-- Begin MATERIAL SHOWN --

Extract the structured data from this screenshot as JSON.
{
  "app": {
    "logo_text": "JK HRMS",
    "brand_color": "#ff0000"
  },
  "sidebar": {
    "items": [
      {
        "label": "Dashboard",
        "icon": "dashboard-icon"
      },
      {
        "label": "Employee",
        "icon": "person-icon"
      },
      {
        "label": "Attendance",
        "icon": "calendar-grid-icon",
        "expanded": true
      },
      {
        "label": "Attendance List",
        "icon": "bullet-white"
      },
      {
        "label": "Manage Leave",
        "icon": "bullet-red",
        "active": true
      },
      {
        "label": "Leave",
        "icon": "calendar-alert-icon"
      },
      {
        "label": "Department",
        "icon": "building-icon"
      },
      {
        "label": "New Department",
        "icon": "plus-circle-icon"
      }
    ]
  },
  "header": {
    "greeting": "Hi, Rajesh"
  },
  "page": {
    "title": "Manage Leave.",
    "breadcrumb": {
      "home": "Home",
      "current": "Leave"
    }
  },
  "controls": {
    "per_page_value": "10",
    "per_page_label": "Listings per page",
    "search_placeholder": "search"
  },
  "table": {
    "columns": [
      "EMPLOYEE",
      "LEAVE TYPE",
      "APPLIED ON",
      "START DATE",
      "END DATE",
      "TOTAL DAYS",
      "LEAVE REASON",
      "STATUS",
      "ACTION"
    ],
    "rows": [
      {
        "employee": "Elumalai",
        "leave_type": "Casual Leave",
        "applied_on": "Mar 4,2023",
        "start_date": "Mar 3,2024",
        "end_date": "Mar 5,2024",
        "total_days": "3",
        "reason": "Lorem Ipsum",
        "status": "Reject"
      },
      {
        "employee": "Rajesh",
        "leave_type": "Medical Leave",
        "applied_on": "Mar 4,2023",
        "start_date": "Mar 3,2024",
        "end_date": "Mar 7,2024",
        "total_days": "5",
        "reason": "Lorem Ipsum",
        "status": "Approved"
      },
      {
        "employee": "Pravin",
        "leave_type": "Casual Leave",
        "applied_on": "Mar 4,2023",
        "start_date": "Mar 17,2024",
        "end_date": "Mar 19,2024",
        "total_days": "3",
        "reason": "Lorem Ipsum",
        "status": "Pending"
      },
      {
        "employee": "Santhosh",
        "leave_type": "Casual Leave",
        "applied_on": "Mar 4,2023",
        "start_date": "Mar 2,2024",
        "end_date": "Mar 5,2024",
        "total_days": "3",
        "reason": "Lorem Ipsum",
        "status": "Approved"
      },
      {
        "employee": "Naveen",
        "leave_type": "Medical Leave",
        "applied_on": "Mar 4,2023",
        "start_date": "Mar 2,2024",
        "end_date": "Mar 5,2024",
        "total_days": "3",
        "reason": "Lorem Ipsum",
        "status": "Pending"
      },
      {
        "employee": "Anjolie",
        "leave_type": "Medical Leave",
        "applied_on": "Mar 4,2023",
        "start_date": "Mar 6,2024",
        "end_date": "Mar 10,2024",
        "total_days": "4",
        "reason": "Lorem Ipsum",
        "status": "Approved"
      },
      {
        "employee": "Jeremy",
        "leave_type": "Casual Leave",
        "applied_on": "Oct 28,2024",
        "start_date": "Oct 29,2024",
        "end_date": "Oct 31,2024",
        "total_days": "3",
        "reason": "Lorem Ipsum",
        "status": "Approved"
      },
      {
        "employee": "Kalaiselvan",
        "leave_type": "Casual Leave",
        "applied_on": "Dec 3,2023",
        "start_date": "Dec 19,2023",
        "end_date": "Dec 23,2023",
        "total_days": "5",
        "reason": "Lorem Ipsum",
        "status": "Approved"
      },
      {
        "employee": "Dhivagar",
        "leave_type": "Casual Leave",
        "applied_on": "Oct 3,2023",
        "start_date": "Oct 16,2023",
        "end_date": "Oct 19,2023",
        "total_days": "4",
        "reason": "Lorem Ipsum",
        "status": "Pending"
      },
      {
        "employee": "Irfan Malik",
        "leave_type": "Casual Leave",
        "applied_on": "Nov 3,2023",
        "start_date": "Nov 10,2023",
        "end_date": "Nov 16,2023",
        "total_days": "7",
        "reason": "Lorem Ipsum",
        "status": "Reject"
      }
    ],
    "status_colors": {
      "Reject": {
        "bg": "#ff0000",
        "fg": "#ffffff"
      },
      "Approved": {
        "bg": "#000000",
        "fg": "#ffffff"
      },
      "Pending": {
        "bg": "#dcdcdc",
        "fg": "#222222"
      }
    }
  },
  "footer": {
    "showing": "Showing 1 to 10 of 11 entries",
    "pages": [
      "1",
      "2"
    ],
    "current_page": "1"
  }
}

-- End MATERIAL SHOWN --

* TASK STATEMENT
Extract the full set of entries word for word.

* ANSWER TO THIS PROBLEM
Extract the structured data from this screenshot as JSON.
{
  "app": {
    "logo_text": "JK HRMS",
    "brand_color": "#ff0000"
  },
  "sidebar": {
    "items": [
      {
        "label": "Dashboard",
        "icon": "dashboard-icon"
      },
      {
        "label": "Employee",
        "icon": "person-icon"
      },
      {
        "label": "Attendance",
        "icon": "calendar-grid-icon",
        "expanded": true
      },
      {
        "label": "Attendance List",
        "icon": "bullet-white"
      },
      {
        "label": "Manage Leave",
        "icon": "bullet-red",
        "active": true
      },
      {
        "label": "Leave",
        "icon": "calendar-alert-icon"
      },
      {
        "label": "Department",
        "icon": "building-icon"
      },
      {
        "label": "New Department",
        "icon": "plus-circle-icon"
      }
    ]
  },
  "header": {
    "greeting": "Hi, Rajesh"
  },
  "page": {
    "title": "Manage Leave.",
    "breadcrumb": {
      "home": "Home",
      "current": "Leave"
    }
  },
  "controls": {
    "per_page_value": "10",
    "per_page_label": "Listings per page",
    "search_placeholder": "search"
  },
  "table": {
    "columns": [
      "EMPLOYEE",
      "LEAVE TYPE",
      "APPLIED ON",
      "START DATE",
      "END DATE",
      "TOTAL DAYS",
      "LEAVE REASON",
      "STATUS",
      "ACTION"
    ],
    "rows": [
      {
        "employee": "Elumalai",
        "leave_type": "Casual Leave",
        "applied_on": "Mar 4,2023",
        "start_date": "Mar 3,2024",
        "end_date": "Mar 5,2024",
        "total_days": "3",
        "reason": "Lorem Ipsum",
        "status": "Reject"
      },
      {
        "employee": "Rajesh",
        "leave_type": "Medical Leave",
        "applied_on": "Mar 4,2023",
        "start_date": "Mar 3,2024",
        "end_date": "Mar 7,2024",
        "total_days": "5",
        "reason": "Lorem Ipsum",
        "status": "Approved"
      },
      {
        "employee": "Pravin",
        "leave_type": "Casual Leave",
        "applied_on": "Mar 4,2023",
        "start_date": "Mar 17,2024",
        "end_date": "Mar 19,2024",
        "total_days": "3",
        "reason": "Lorem Ipsum",
        "status": "Pending"
      },
      {
        "employee": "Santhosh",
        "leave_type": "Casual Leave",
        "applied_on": "Mar 4,2023",
        "start_date": "Mar 2,2024",
        "end_date": "Mar 5,2024",
        "total_days": "3",
        "reason": "Lorem Ipsum",
        "status": "Approved"
      },
      {
        "employee": "Naveen",
        "leave_type": "Medical Leave",
        "applied_on": "Mar 4,2023",
        "start_date": "Mar 2,2024",
        "end_date": "Mar 5,2024",
        "total_days": "3",
        "reason": "Lorem Ipsum",
        "status": "Pending"
      },
      {
        "employee": "Anjolie",
        "leave_type": "Medical Leave",
        "applied_on": "Mar 4,2023",
        "start_date": "Mar 6,2024",
        "end_date": "Mar 10,2024",
        "total_days": "4",
        "reason": "Lorem Ipsum",
        "status": "Approved"
      },
      {
        "employee": "Jeremy",
        "leave_type": "Casual Leave",
        "applied_on": "Oct 28,2024",
        "start_date": "Oct 29,2024",
        "end_date": "Oct 31,2024",
        "total_days": "3",
        "reason": "Lorem Ipsum",
        "status": "Approved"
      },
      {
        "employee": "Kalaiselvan",
        "leave_type": "Casual Leave",
        "applied_on": "Dec 3,2023",
        "start_date": "Dec 19,2023",
        "end_date": "Dec 23,2023",
        "total_days": "5",
        "reason": "Lorem Ipsum",
        "status": "Approved"
      },
      {
        "employee": "Dhivagar",
        "leave_type": "Casual Leave",
        "applied_on": "Oct 3,2023",
        "start_date": "Oct 16,2023",
        "end_date": "Oct 19,2023",
        "total_days": "4",
        "reason": "Lorem Ipsum",
        "status": "Pending"
      },
      {
        "employee": "Irfan Malik",
        "leave_type": "Casual Leave",
        "applied_on": "Nov 3,2023",
        "start_date": "Nov 10,2023",
        "end_date": "Nov 16,2023",
        "total_days": "7",
        "reason": "Lorem Ipsum",
        "status": "Reject"
      }
    ],
    "status_colors": {
      "Reject": {
        "bg": "#ff0000",
        "fg": "#ffffff"
      },
      "Approved": {
        "bg": "#000000",
        "fg": "#ffffff"
      },
      "Pending": {
        "bg": "#dcdcdc",
        "fg": "#222222"
      }
    }
  },
  "footer": {
    "showing": "Showing 1 to 10 of 11 entries",
    "pages": [
      "1",
      "2"
    ],
    "current_page": "1"
  }
}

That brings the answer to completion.